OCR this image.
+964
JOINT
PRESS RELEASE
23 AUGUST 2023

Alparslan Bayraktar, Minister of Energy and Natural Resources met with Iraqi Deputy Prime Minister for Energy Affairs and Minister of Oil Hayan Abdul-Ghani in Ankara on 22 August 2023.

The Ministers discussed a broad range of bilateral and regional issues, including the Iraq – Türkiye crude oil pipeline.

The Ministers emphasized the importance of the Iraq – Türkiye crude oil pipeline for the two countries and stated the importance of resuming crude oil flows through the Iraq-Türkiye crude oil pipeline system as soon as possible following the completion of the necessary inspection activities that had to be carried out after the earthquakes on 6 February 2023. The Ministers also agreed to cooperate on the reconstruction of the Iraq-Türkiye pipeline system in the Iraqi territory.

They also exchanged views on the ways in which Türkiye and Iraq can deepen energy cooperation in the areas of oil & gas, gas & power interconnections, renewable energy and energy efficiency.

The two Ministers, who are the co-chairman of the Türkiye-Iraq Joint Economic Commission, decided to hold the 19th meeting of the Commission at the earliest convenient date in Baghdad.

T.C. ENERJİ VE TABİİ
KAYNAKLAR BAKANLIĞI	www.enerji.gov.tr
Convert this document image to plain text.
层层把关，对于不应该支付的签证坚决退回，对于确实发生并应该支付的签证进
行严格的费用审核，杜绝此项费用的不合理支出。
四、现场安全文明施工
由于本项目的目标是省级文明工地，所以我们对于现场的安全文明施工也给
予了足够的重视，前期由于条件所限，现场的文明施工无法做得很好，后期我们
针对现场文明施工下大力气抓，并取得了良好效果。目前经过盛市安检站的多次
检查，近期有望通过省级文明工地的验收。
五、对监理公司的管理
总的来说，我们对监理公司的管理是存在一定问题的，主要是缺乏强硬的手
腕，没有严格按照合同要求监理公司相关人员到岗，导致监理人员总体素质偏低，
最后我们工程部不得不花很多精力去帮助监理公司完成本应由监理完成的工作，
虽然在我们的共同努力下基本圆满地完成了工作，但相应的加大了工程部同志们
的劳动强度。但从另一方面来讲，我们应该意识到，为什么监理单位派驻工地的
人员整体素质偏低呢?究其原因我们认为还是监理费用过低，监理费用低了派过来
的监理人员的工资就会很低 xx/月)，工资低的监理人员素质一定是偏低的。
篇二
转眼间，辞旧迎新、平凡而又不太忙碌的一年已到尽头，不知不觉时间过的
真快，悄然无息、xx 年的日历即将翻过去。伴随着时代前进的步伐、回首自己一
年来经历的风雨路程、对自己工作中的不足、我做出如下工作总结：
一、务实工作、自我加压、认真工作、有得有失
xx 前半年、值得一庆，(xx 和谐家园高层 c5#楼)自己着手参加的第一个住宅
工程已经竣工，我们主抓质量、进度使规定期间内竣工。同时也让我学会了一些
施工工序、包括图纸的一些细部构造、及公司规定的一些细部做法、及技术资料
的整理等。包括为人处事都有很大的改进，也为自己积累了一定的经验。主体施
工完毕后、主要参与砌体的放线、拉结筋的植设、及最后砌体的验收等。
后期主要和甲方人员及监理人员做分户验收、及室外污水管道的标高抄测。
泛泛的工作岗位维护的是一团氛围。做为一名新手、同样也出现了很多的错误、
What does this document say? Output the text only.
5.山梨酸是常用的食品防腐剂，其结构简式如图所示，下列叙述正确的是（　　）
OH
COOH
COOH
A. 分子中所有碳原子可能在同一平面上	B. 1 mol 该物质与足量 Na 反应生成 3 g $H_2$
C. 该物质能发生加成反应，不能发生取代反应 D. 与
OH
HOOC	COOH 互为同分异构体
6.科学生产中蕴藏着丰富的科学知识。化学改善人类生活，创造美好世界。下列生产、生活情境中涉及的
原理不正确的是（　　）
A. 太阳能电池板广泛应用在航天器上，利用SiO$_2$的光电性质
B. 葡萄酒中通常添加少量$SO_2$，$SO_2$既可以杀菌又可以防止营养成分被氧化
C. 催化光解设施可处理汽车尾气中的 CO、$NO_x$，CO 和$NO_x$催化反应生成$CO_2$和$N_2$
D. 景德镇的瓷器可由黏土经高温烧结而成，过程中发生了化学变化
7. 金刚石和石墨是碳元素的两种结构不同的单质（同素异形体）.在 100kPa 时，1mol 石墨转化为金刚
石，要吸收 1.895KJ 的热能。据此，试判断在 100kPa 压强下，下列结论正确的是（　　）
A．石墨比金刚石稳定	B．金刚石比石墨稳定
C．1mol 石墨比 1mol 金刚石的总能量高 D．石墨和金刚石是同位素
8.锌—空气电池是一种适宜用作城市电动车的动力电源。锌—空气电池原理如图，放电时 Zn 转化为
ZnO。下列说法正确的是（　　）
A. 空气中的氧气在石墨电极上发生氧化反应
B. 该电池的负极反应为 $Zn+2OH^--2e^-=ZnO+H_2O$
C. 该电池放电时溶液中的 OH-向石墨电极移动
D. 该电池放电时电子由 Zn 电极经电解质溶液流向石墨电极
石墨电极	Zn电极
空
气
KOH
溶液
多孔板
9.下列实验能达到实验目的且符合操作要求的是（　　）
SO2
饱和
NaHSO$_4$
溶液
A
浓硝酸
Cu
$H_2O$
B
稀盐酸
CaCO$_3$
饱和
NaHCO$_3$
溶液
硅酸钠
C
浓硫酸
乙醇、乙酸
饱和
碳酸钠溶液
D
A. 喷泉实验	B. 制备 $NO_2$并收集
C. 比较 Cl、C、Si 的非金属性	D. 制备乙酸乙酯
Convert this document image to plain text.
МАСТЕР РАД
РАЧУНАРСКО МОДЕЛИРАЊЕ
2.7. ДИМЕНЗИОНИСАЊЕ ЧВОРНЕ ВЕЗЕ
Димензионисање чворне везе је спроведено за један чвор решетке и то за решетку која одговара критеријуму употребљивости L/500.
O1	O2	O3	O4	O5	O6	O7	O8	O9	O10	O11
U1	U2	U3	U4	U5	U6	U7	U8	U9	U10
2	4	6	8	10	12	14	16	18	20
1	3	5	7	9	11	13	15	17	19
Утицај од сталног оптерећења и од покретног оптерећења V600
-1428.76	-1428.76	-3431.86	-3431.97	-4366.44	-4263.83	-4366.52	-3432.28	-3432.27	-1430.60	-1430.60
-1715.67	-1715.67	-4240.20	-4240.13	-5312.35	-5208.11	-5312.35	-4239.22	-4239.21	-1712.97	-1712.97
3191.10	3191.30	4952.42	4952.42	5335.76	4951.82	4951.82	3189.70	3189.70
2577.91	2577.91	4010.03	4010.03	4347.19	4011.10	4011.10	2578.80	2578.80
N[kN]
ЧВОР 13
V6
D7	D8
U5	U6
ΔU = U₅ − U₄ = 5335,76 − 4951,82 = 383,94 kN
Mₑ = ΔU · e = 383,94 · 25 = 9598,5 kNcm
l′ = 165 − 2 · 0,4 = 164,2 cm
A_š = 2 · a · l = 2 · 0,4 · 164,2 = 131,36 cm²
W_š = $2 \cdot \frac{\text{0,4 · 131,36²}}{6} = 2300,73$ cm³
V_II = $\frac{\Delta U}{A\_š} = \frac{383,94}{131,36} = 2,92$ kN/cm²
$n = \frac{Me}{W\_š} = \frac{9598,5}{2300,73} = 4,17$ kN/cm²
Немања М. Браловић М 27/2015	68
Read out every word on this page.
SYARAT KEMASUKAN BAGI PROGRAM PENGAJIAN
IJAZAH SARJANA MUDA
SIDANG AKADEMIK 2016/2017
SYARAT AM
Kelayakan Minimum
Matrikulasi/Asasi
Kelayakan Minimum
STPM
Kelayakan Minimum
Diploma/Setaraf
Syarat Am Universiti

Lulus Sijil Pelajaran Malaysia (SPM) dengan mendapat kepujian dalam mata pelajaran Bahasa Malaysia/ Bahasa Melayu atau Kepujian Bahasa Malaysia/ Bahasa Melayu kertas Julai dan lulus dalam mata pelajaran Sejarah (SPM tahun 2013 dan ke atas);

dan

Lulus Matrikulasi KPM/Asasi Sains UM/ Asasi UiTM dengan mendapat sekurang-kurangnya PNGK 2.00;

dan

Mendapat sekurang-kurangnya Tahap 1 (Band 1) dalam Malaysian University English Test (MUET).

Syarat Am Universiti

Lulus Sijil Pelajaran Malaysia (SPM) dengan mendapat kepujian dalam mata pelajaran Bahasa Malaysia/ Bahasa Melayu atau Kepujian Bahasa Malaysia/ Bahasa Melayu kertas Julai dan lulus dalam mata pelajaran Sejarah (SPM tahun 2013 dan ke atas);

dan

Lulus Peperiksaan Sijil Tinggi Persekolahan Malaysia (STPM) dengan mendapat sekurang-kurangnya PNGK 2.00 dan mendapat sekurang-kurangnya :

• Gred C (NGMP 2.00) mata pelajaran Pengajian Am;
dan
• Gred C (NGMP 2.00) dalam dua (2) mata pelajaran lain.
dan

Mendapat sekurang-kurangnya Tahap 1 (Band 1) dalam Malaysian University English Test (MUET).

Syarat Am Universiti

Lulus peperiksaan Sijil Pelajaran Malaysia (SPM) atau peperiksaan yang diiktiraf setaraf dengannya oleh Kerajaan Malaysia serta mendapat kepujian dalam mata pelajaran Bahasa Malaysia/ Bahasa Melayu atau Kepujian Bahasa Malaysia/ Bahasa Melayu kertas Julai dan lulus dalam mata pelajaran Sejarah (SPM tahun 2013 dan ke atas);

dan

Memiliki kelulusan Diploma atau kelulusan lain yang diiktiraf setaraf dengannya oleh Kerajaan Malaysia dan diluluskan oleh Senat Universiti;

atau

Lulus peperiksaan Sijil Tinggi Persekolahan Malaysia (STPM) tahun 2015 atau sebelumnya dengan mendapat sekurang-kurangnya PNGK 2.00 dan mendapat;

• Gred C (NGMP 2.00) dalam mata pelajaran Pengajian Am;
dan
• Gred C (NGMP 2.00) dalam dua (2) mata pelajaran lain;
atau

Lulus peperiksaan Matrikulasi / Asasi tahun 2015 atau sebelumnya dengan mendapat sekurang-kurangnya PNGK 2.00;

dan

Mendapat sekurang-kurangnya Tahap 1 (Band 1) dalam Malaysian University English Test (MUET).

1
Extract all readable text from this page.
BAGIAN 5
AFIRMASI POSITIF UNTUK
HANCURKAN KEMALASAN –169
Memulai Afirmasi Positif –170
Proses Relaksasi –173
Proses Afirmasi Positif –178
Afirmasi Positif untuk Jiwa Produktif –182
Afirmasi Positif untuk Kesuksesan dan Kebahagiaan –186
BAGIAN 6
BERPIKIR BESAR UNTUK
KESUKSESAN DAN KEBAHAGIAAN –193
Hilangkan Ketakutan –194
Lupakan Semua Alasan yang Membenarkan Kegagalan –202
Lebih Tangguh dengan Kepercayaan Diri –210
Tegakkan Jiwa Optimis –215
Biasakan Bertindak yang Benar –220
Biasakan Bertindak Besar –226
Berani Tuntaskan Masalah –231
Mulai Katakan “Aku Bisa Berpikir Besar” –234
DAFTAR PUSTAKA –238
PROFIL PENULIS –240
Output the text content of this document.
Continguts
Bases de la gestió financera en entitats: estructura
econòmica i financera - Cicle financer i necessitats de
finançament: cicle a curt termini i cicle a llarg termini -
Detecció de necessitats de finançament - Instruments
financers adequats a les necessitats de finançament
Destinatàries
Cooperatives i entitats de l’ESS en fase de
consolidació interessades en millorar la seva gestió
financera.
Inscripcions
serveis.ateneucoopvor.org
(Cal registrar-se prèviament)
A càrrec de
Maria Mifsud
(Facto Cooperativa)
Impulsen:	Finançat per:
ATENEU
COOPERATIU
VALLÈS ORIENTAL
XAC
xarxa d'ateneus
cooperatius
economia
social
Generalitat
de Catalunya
▬▬▬▬▬▬▬▬▬▬
- **Work to complete**
Repeat exactly, and only, the lines from the line containing "Extract all readable text from this page." through the last line of the records above, both included.

- **In response**
Extract all readable text from this page.
BAGIAN 5
AFIRMASI POSITIF UNTUK
HANCURKAN KEMALASAN –169
Memulai Afirmasi Positif –170
Proses Relaksasi –173
Proses Afirmasi Positif –178
Afirmasi Positif untuk Jiwa Produktif –182
Afirmasi Positif untuk Kesuksesan dan Kebahagiaan –186
BAGIAN 6
BERPIKIR BESAR UNTUK
KESUKSESAN DAN KEBAHAGIAAN –193
Hilangkan Ketakutan –194
Lupakan Semua Alasan yang Membenarkan Kegagalan –202
Lebih Tangguh dengan Kepercayaan Diri –210
Tegakkan Jiwa Optimis –215
Biasakan Bertindak yang Benar –220
Biasakan Bertindak Besar –226
Berani Tuntaskan Masalah –231
Mulai Katakan “Aku Bisa Berpikir Besar” –234
DAFTAR PUSTAKA –238
PROFIL PENULIS –240
Output the text content of this document.
Continguts
Bases de la gestió financera en entitats: estructura
econòmica i financera - Cicle financer i necessitats de
finançament: cicle a curt termini i cicle a llarg termini -
Detecció de necessitats de finançament - Instruments
financers adequats a les necessitats de finançament
Destinatàries
Cooperatives i entitats de l’ESS en fase de
consolidació interessades en millorar la seva gestió
financera.
Inscripcions
serveis.ateneucoopvor.org
(Cal registrar-se prèviament)
A càrrec de
Maria Mifsud
(Facto Cooperativa)
Impulsen:	Finançat per:
ATENEU
COOPERATIU
VALLÈS ORIENTAL
XAC
xarxa d'ateneus
cooperatius
economia
social
Generalitat
de Catalunya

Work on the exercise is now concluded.